● **What is required**:
Retype the material in full, keeping every word the same.
Records to use start
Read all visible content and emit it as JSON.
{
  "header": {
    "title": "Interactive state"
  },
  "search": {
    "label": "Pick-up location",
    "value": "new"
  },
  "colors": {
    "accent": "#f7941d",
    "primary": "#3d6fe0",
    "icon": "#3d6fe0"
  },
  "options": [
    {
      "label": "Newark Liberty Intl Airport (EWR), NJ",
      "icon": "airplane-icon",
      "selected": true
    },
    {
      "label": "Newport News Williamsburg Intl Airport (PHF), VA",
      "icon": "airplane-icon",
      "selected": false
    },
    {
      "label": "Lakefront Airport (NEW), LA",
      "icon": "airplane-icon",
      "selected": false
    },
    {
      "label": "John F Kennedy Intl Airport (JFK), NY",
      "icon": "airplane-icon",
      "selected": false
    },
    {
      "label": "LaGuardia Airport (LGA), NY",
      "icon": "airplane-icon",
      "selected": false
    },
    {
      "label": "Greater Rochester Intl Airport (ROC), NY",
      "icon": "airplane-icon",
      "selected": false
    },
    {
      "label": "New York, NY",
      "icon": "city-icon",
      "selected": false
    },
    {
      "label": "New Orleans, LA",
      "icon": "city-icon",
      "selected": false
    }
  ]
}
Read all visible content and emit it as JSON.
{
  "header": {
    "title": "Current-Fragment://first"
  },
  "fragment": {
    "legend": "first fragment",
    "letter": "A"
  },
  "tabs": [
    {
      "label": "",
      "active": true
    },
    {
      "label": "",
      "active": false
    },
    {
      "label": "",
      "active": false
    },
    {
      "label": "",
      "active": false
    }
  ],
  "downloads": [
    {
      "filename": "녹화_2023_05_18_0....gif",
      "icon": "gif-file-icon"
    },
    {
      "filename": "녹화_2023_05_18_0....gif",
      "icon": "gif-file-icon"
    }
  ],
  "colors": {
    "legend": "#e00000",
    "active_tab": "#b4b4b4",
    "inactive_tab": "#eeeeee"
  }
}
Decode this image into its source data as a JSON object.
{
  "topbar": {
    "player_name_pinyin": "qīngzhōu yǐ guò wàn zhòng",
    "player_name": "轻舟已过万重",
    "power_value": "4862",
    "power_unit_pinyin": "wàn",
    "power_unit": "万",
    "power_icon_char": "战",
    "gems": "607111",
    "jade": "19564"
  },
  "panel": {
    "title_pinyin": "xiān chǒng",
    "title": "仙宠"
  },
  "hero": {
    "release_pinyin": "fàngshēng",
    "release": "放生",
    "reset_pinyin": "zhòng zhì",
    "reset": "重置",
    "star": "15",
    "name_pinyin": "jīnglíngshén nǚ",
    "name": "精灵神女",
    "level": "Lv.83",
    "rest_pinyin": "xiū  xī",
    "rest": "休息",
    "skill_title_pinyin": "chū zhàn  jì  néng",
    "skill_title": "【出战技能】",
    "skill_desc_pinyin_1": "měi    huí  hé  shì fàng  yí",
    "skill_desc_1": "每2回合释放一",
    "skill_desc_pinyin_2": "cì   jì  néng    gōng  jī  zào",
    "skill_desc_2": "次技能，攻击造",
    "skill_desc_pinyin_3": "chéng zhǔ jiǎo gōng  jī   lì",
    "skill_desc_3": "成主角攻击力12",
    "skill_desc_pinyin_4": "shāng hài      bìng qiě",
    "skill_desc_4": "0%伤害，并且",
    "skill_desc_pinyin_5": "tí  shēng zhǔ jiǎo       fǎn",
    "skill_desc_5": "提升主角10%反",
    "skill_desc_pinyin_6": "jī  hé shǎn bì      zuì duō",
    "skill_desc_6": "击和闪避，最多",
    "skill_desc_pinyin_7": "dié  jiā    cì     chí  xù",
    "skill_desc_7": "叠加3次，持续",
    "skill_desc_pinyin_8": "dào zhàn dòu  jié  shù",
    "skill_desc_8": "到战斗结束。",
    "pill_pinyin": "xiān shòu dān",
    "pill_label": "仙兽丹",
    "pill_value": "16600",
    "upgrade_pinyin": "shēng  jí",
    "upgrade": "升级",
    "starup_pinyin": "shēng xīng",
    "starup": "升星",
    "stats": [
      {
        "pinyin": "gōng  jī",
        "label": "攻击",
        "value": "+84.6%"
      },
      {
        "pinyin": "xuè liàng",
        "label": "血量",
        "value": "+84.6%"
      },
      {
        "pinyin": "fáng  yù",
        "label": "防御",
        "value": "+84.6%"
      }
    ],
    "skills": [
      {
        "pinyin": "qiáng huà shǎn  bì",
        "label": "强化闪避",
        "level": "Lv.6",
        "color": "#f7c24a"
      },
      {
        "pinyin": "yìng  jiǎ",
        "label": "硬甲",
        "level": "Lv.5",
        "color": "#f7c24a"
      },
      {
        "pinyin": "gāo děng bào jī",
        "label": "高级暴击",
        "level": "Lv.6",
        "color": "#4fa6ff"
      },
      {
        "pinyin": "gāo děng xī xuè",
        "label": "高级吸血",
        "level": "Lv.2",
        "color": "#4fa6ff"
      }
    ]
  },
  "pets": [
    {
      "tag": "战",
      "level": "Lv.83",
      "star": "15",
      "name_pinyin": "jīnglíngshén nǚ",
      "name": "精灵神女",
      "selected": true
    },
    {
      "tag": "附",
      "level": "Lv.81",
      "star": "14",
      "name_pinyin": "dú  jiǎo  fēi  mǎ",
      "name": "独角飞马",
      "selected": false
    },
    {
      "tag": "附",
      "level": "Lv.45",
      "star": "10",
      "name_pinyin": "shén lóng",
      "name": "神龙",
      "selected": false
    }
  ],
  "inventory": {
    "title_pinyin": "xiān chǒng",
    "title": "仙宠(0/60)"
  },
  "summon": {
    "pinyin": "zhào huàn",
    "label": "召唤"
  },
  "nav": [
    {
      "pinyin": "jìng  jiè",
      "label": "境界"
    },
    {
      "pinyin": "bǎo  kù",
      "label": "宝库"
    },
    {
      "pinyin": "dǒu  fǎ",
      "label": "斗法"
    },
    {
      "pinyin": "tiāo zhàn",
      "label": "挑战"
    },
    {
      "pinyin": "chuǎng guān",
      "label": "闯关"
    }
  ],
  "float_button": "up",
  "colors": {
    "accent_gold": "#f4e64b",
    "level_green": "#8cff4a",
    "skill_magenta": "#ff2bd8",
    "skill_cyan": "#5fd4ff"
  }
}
Records to use end
● **Reply to the exercise**:
Read all visible content and emit it as JSON.
{
  "header": {
    "title": "Interactive state"
  },
  "search": {
    "label": "Pick-up location",
    "value": "new"
  },
  "colors": {
    "accent": "#f7941d",
    "primary": "#3d6fe0",
    "icon": "#3d6fe0"
  },
  "options": [
    {
      "label": "Newark Liberty Intl Airport (EWR), NJ",
      "icon": "airplane-icon",
      "selected": true
    },
    {
      "label": "Newport News Williamsburg Intl Airport (PHF), VA",
      "icon": "airplane-icon",
      "selected": false
    },
    {
      "label": "Lakefront Airport (NEW), LA",
      "icon": "airplane-icon",
      "selected": false
    },
    {
      "label": "John F Kennedy Intl Airport (JFK), NY",
      "icon": "airplane-icon",
      "selected": false
    },
    {
      "label": "LaGuardia Airport (LGA), NY",
      "icon": "airplane-icon",
      "selected": false
    },
    {
      "label": "Greater Rochester Intl Airport (ROC), NY",
      "icon": "airplane-icon",
      "selected": false
    },
    {
      "label": "New York, NY",
      "icon": "city-icon",
      "selected": false
    },
    {
      "label": "New Orleans, LA",
      "icon": "city-icon",
      "selected": false
    }
  ]
}
Read all visible content and emit it as JSON.
{
  "header": {
    "title": "Current-Fragment://first"
  },
  "fragment": {
    "legend": "first fragment",
    "letter": "A"
  },
  "tabs": [
    {
      "label": "",
      "active": true
    },
    {
      "label": "",
      "active": false
    },
    {
      "label": "",
      "active": false
    },
    {
      "label": "",
      "active": false
    }
  ],
  "downloads": [
    {
      "filename": "녹화_2023_05_18_0....gif",
      "icon": "gif-file-icon"
    },
    {
      "filename": "녹화_2023_05_18_0....gif",
      "icon": "gif-file-icon"
    }
  ],
  "colors": {
    "legend": "#e00000",
    "active_tab": "#b4b4b4",
    "inactive_tab": "#eeeeee"
  }
}
Decode this image into its source data as a JSON object.
{
  "topbar": {
    "player_name_pinyin": "qīngzhōu yǐ guò wàn zhòng",
    "player_name": "轻舟已过万重",
    "power_value": "4862",
    "power_unit_pinyin": "wàn",
    "power_unit": "万",
    "power_icon_char": "战",
    "gems": "607111",
    "jade": "19564"
  },
  "panel": {
    "title_pinyin": "xiān chǒng",
    "title": "仙宠"
  },
  "hero": {
    "release_pinyin": "fàngshēng",
    "release": "放生",
    "reset_pinyin": "zhòng zhì",
    "reset": "重置",
    "star": "15",
    "name_pinyin": "jīnglíngshén nǚ",
    "name": "精灵神女",
    "level": "Lv.83",
    "rest_pinyin": "xiū  xī",
    "rest": "休息",
    "skill_title_pinyin": "chū zhàn  jì  néng",
    "skill_title": "【出战技能】",
    "skill_desc_pinyin_1": "měi    huí  hé  shì fàng  yí",
    "skill_desc_1": "每2回合释放一",
    "skill_desc_pinyin_2": "cì   jì  néng    gōng  jī  zào",
    "skill_desc_2": "次技能，攻击造",
    "skill_desc_pinyin_3": "chéng zhǔ jiǎo gōng  jī   lì",
    "skill_desc_3": "成主角攻击力12",
    "skill_desc_pinyin_4": "shāng hài      bìng qiě",
    "skill_desc_4": "0%伤害，并且",
    "skill_desc_pinyin_5": "tí  shēng zhǔ jiǎo       fǎn",
    "skill_desc_5": "提升主角10%反",
    "skill_desc_pinyin_6": "jī  hé shǎn bì      zuì duō",
    "skill_desc_6": "击和闪避，最多",
    "skill_desc_pinyin_7": "dié  jiā    cì     chí  xù",
    "skill_desc_7": "叠加3次，持续",
    "skill_desc_pinyin_8": "dào zhàn dòu  jié  shù",
    "skill_desc_8": "到战斗结束。",
    "pill_pinyin": "xiān shòu dān",
    "pill_label": "仙兽丹",
    "pill_value": "16600",
    "upgrade_pinyin": "shēng  jí",
    "upgrade": "升级",
    "starup_pinyin": "shēng xīng",
    "starup": "升星",
    "stats": [
      {
        "pinyin": "gōng  jī",
        "label": "攻击",
        "value": "+84.6%"
      },
      {
        "pinyin": "xuè liàng",
        "label": "血量",
        "value": "+84.6%"
      },
      {
        "pinyin": "fáng  yù",
        "label": "防御",
        "value": "+84.6%"
      }
    ],
    "skills": [
      {
        "pinyin": "qiáng huà shǎn  bì",
        "label": "强化闪避",
        "level": "Lv.6",
        "color": "#f7c24a"
      },
      {
        "pinyin": "yìng  jiǎ",
        "label": "硬甲",
        "level": "Lv.5",
        "color": "#f7c24a"
      },
      {
        "pinyin": "gāo děng bào jī",
        "label": "高级暴击",
        "level": "Lv.6",
        "color": "#4fa6ff"
      },
      {
        "pinyin": "gāo děng xī xuè",
        "label": "高级吸血",
        "level": "Lv.2",
        "color": "#4fa6ff"
      }
    ]
  },
  "pets": [
    {
      "tag": "战",
      "level": "Lv.83",
      "star": "15",
      "name_pinyin": "jīnglíngshén nǚ",
      "name": "精灵神女",
      "selected": true
    },
    {
      "tag": "附",
      "level": "Lv.81",
      "star": "14",
      "name_pinyin": "dú  jiǎo  fēi  mǎ",
      "name": "独角飞马",
      "selected": false
    },
    {
      "tag": "附",
      "level": "Lv.45",
      "star": "10",
      "name_pinyin": "shén lóng",
      "name": "神龙",
      "selected": false
    }
  ],
  "inventory": {
    "title_pinyin": "xiān chǒng",
    "title": "仙宠(0/60)"
  },
  "summon": {
    "pinyin": "zhào huàn",
    "label": "召唤"
  },
  "nav": [
    {
      "pinyin": "jìng  jiè",
      "label": "境界"
    },
    {
      "pinyin": "bǎo  kù",
      "label": "宝库"
    },
    {
      "pinyin": "dǒu  fǎ",
      "label": "斗法"
    },
    {
      "pinyin": "tiāo zhàn",
      "label": "挑战"
    },
    {
      "pinyin": "chuǎng guān",
      "label": "闯关"
    }
  ],
  "float_button": "up",
  "colors": {
    "accent_gold": "#f4e64b",
    "level_green": "#8cff4a",
    "skill_magenta": "#ff2bd8",
    "skill_cyan": "#5fd4ff"
  }
}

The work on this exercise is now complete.